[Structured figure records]
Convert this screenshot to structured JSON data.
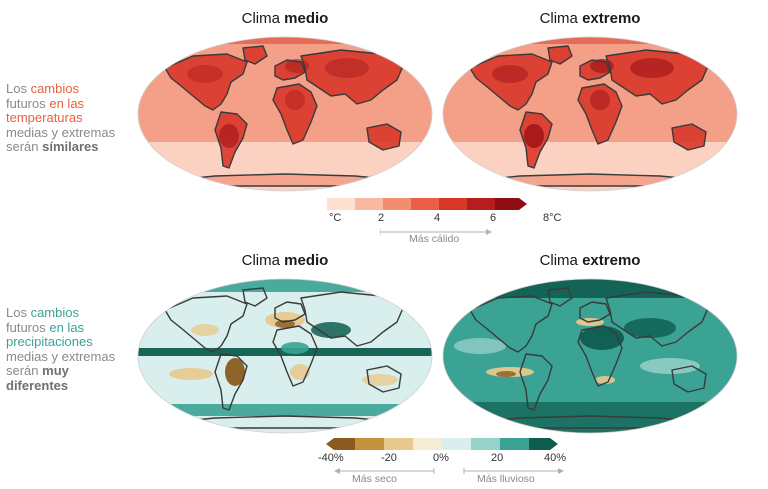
{
  "temperature": {
    "titles": [
      {
        "prefix": "Clima ",
        "bold": "medio"
      },
      {
        "prefix": "Clima ",
        "bold": "extremo"
      }
    ],
    "side_text": {
      "w1": "Los ",
      "w2": "cambios",
      "w3": "futuros ",
      "w4": "en las",
      "w5": "temperaturas",
      "w6": "medias y extremas",
      "w7": "serán ",
      "w8": "símilares"
    },
    "accent_color": "#e8623f",
    "legend": {
      "tick_labels": [
        "°C",
        "2",
        "4",
        "6",
        "8°C"
      ],
      "colors": [
        "#fde0d0",
        "#f8b9a0",
        "#f28e6f",
        "#e95e45",
        "#d83727",
        "#b71d1e",
        "#8e0e14"
      ],
      "note": "Más cálido"
    }
  },
  "precipitation": {
    "titles": [
      {
        "prefix": "Clima ",
        "bold": "medio"
      },
      {
        "prefix": "Clima ",
        "bold": "extremo"
      }
    ],
    "side_text": {
      "w1": "Los ",
      "w2": "cambios",
      "w3": "futuros ",
      "w4": "en las",
      "w5": "precipitaciones",
      "w6": "medias y extremas",
      "w7": "serán ",
      "w8": "muy",
      "w9": "diferentes"
    },
    "accent_color": "#3aa394",
    "legend": {
      "tick_labels": [
        "-40%",
        "-20",
        "0%",
        "20",
        "40%"
      ],
      "colors": [
        "#8a5a1e",
        "#c4913c",
        "#e7c98e",
        "#f6ecd3",
        "#d9efed",
        "#95d3c9",
        "#3aa394",
        "#0f5d4f"
      ],
      "note_left": "Más seco",
      "note_right": "Más lluvioso"
    }
  },
  "map_colors": {
    "coast": "#3a3a3a",
    "temp_base": "#f4a088",
    "temp_hot": "#d8372a",
    "temp_very_hot": "#a81a1c",
    "temp_cool": "#fcdacb",
    "prec_base": "#d9efed",
    "prec_wet": "#3aa394",
    "prec_very_wet": "#0f5d4f",
    "prec_dry": "#e7c98e",
    "prec_very_dry": "#8a5a1e"
  }
}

* **WORK TO COMPLETE**:
Give all the entries again exactly, dropping each picture.

* **COMPLETE OUTPUT**:
Convert this screenshot to structured JSON data.
{
  "temperature": {
    "titles": [
      {
        "prefix": "Clima ",
        "bold": "medio"
      },
      {
        "prefix": "Clima ",
        "bold": "extremo"
      }
    ],
    "side_text": {
      "w1": "Los ",
      "w2": "cambios",
      "w3": "futuros ",
      "w4": "en las",
      "w5": "temperaturas",
      "w6": "medias y extremas",
      "w7": "serán ",
      "w8": "símilares"
    },
    "accent_color": "#e8623f",
    "legend": {
      "tick_labels": [
        "°C",
        "2",
        "4",
        "6",
        "8°C"
      ],
      "colors": [
        "#fde0d0",
        "#f8b9a0",
        "#f28e6f",
        "#e95e45",
        "#d83727",
        "#b71d1e",
        "#8e0e14"
      ],
      "note": "Más cálido"
    }
  },
  "precipitation": {
    "titles": [
      {
        "prefix": "Clima ",
        "bold": "medio"
      },
      {
        "prefix": "Clima ",
        "bold": "extremo"
      }
    ],
    "side_text": {
      "w1": "Los ",
      "w2": "cambios",
      "w3": "futuros ",
      "w4": "en las",
      "w5": "precipitaciones",
      "w6": "medias y extremas",
      "w7": "serán ",
      "w8": "muy",
      "w9": "diferentes"
    },
    "accent_color": "#3aa394",
    "legend": {
      "tick_labels": [
        "-40%",
        "-20",
        "0%",
        "20",
        "40%"
      ],
      "colors": [
        "#8a5a1e",
        "#c4913c",
        "#e7c98e",
        "#f6ecd3",
        "#d9efed",
        "#95d3c9",
        "#3aa394",
        "#0f5d4f"
      ],
      "note_left": "Más seco",
      "note_right": "Más lluvioso"
    }
  },
  "map_colors": {
    "coast": "#3a3a3a",
    "temp_base": "#f4a088",
    "temp_hot": "#d8372a",
    "temp_very_hot": "#a81a1c",
    "temp_cool": "#fcdacb",
    "prec_base": "#d9efed",
    "prec_wet": "#3aa394",
    "prec_very_wet": "#0f5d4f",
    "prec_dry": "#e7c98e",
    "prec_very_dry": "#8a5a1e"
  }
}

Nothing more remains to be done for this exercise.